[Stored records]
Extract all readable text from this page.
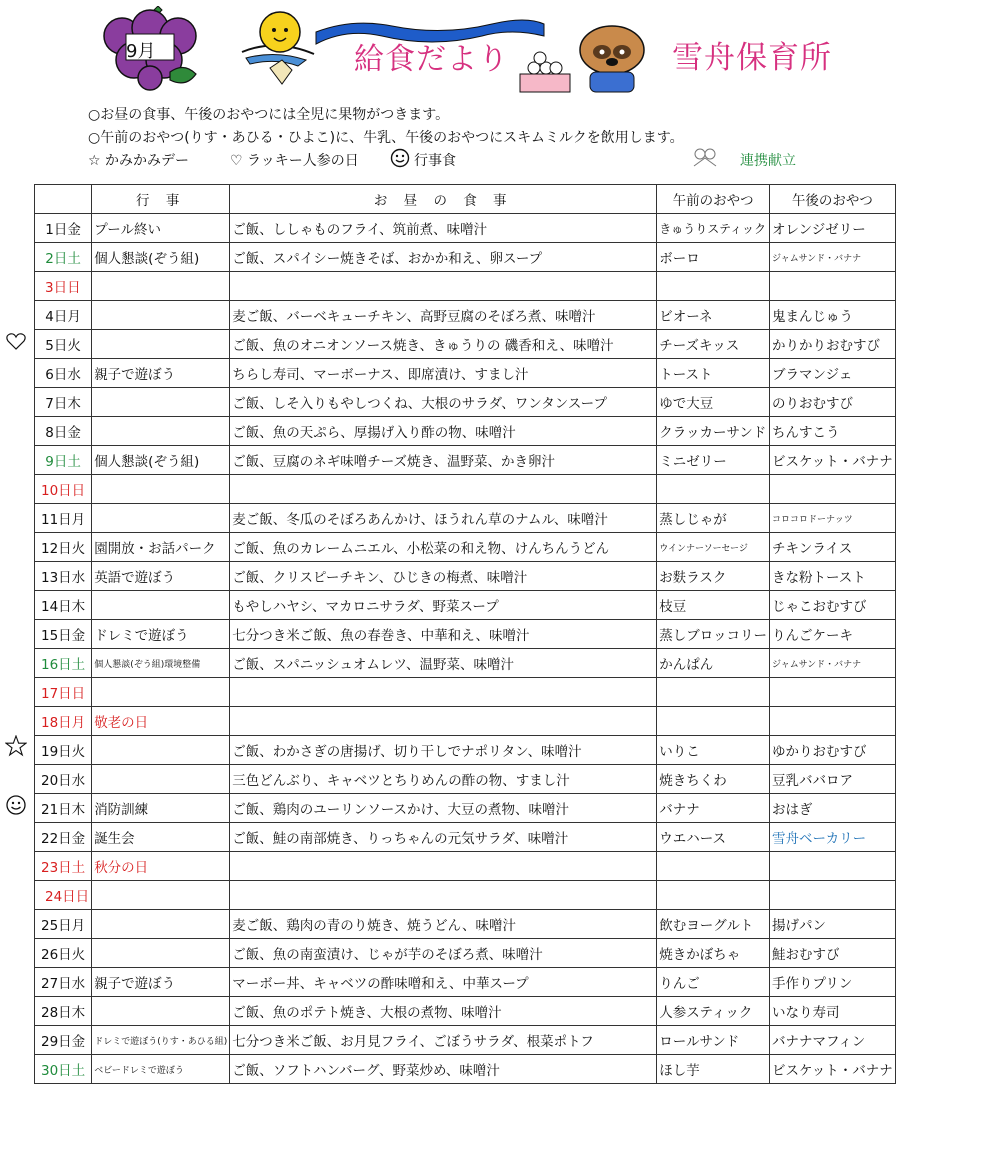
9月	給食だより	雪舟保育所
○お昼の食事、午後のおやつには全児に果物がつきます。
○午前のおやつ(りす・あひる・ひよこ)に、牛乳、午後のおやつにスキムミルクを飲用します。
☆ かみかみデー	♡ ラッキー人参の日	行事食	連携献立
	行 事	お 昼 の 食 事	午前のおやつ	午後のおやつ
1日金	プール終い	ご飯、ししゃものフライ、筑前煮、味噌汁	きゅうりスティック	オレンジゼリー
2日土	個人懇談(ぞう組)	ご飯、スパイシー焼きそば、おかか和え、卵スープ	ボーロ	ジャムサンド・バナナ
3日日				
4日月		麦ご飯、バーベキューチキン、高野豆腐のそぼろ煮、味噌汁	ビオーネ	鬼まんじゅう
5日火		ご飯、魚のオニオンソース焼き、きゅうりの 磯香和え、味噌汁	チーズキッス	かりかりおむすび
6日水	親子で遊ぼう	ちらし寿司、マーボーナス、即席漬け、すまし汁	トースト	ブラマンジェ
7日木		ご飯、しそ入りもやしつくね、大根のサラダ、ワンタンスープ	ゆで大豆	のりおむすび
8日金		ご飯、魚の天ぷら、厚揚げ入り酢の物、味噌汁	クラッカーサンド	ちんすこう
9日土	個人懇談(ぞう組)	ご飯、豆腐のネギ味噌チーズ焼き、温野菜、かき卵汁	ミニゼリー	ビスケット・バナナ
10日日				
11日月		麦ご飯、冬瓜のそぼろあんかけ、ほうれん草のナムル、味噌汁	蒸しじゃが	コロコロドーナッツ
12日火	園開放・お話パーク	ご飯、魚のカレームニエル、小松菜の和え物、けんちんうどん	ウインナーソーセージ	チキンライス
13日水	英語で遊ぼう	ご飯、クリスピーチキン、ひじきの梅煮、味噌汁	お麩ラスク	きな粉トースト
14日木		もやしハヤシ、マカロニサラダ、野菜スープ	枝豆	じゃこおむすび
15日金	ドレミで遊ぼう	七分つき米ご飯、魚の春巻き、中華和え、味噌汁	蒸しブロッコリー	りんごケーキ
16日土	個人懇談(ぞう組)環境整備	ご飯、スパニッシュオムレツ、温野菜、味噌汁	かんぱん	ジャムサンド・バナナ
17日日				
18日月	敬老の日			
19日火		ご飯、わかさぎの唐揚げ、切り干しでナポリタン、味噌汁	いりこ	ゆかりおむすび
20日水		三色どんぶり、キャベツとちりめんの酢の物、すまし汁	焼きちくわ	豆乳ババロア
21日木	消防訓練	ご飯、鶏肉のユーリンソースかけ、大豆の煮物、味噌汁	バナナ	おはぎ
22日金	誕生会	ご飯、鮭の南部焼き、りっちゃんの元気サラダ、味噌汁	ウエハース	雪舟ベーカリー
23日土	秋分の日			
24日日				
25日月		麦ご飯、鶏肉の青のり焼き、焼うどん、味噌汁	飲むヨーグルト	揚げパン
26日火		ご飯、魚の南蛮漬け、じゃが芋のそぼろ煮、味噌汁	焼きかぼちゃ	鮭おむすび
27日水	親子で遊ぼう	マーボー丼、キャベツの酢味噌和え、中華スープ	りんご	手作りプリン
28日木		ご飯、魚のポテト焼き、大根の煮物、味噌汁	人参スティック	いなり寿司
29日金	ドレミで遊ぼう(りす・あひる組)	七分つき米ご飯、お月見フライ、ごぼうサラダ、根菜ポトフ	ロールサンド	バナナマフィン
30日土	ベビードレミで遊ぼう	ご飯、ソフトハンバーグ、野菜炒め、味噌汁	ほし芋	ビスケット・バナナ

What to do: All of the records need repeating exactly, except for the pictures.

Exercise answer:
Extract all readable text from this page.
9月	給食だより	雪舟保育所
○お昼の食事、午後のおやつには全児に果物がつきます。
○午前のおやつ(りす・あひる・ひよこ)に、牛乳、午後のおやつにスキムミルクを飲用します。
☆ かみかみデー	♡ ラッキー人参の日	行事食	連携献立
	行 事	お 昼 の 食 事	午前のおやつ	午後のおやつ
1日金	プール終い	ご飯、ししゃものフライ、筑前煮、味噌汁	きゅうりスティック	オレンジゼリー
2日土	個人懇談(ぞう組)	ご飯、スパイシー焼きそば、おかか和え、卵スープ	ボーロ	ジャムサンド・バナナ
3日日				
4日月		麦ご飯、バーベキューチキン、高野豆腐のそぼろ煮、味噌汁	ビオーネ	鬼まんじゅう
5日火		ご飯、魚のオニオンソース焼き、きゅうりの 磯香和え、味噌汁	チーズキッス	かりかりおむすび
6日水	親子で遊ぼう	ちらし寿司、マーボーナス、即席漬け、すまし汁	トースト	ブラマンジェ
7日木		ご飯、しそ入りもやしつくね、大根のサラダ、ワンタンスープ	ゆで大豆	のりおむすび
8日金		ご飯、魚の天ぷら、厚揚げ入り酢の物、味噌汁	クラッカーサンド	ちんすこう
9日土	個人懇談(ぞう組)	ご飯、豆腐のネギ味噌チーズ焼き、温野菜、かき卵汁	ミニゼリー	ビスケット・バナナ
10日日				
11日月		麦ご飯、冬瓜のそぼろあんかけ、ほうれん草のナムル、味噌汁	蒸しじゃが	コロコロドーナッツ
12日火	園開放・お話パーク	ご飯、魚のカレームニエル、小松菜の和え物、けんちんうどん	ウインナーソーセージ	チキンライス
13日水	英語で遊ぼう	ご飯、クリスピーチキン、ひじきの梅煮、味噌汁	お麩ラスク	きな粉トースト
14日木		もやしハヤシ、マカロニサラダ、野菜スープ	枝豆	じゃこおむすび
15日金	ドレミで遊ぼう	七分つき米ご飯、魚の春巻き、中華和え、味噌汁	蒸しブロッコリー	りんごケーキ
16日土	個人懇談(ぞう組)環境整備	ご飯、スパニッシュオムレツ、温野菜、味噌汁	かんぱん	ジャムサンド・バナナ
17日日				
18日月	敬老の日			
19日火		ご飯、わかさぎの唐揚げ、切り干しでナポリタン、味噌汁	いりこ	ゆかりおむすび
20日水		三色どんぶり、キャベツとちりめんの酢の物、すまし汁	焼きちくわ	豆乳ババロア
21日木	消防訓練	ご飯、鶏肉のユーリンソースかけ、大豆の煮物、味噌汁	バナナ	おはぎ
22日金	誕生会	ご飯、鮭の南部焼き、りっちゃんの元気サラダ、味噌汁	ウエハース	雪舟ベーカリー
23日土	秋分の日			
24日日				
25日月		麦ご飯、鶏肉の青のり焼き、焼うどん、味噌汁	飲むヨーグルト	揚げパン
26日火		ご飯、魚の南蛮漬け、じゃが芋のそぼろ煮、味噌汁	焼きかぼちゃ	鮭おむすび
27日水	親子で遊ぼう	マーボー丼、キャベツの酢味噌和え、中華スープ	りんご	手作りプリン
28日木		ご飯、魚のポテト焼き、大根の煮物、味噌汁	人参スティック	いなり寿司
29日金	ドレミで遊ぼう(りす・あひる組)	七分つき米ご飯、お月見フライ、ごぼうサラダ、根菜ポトフ	ロールサンド	バナナマフィン
30日土	ベビードレミで遊ぼう	ご飯、ソフトハンバーグ、野菜炒め、味噌汁	ほし芋	ビスケット・バナナ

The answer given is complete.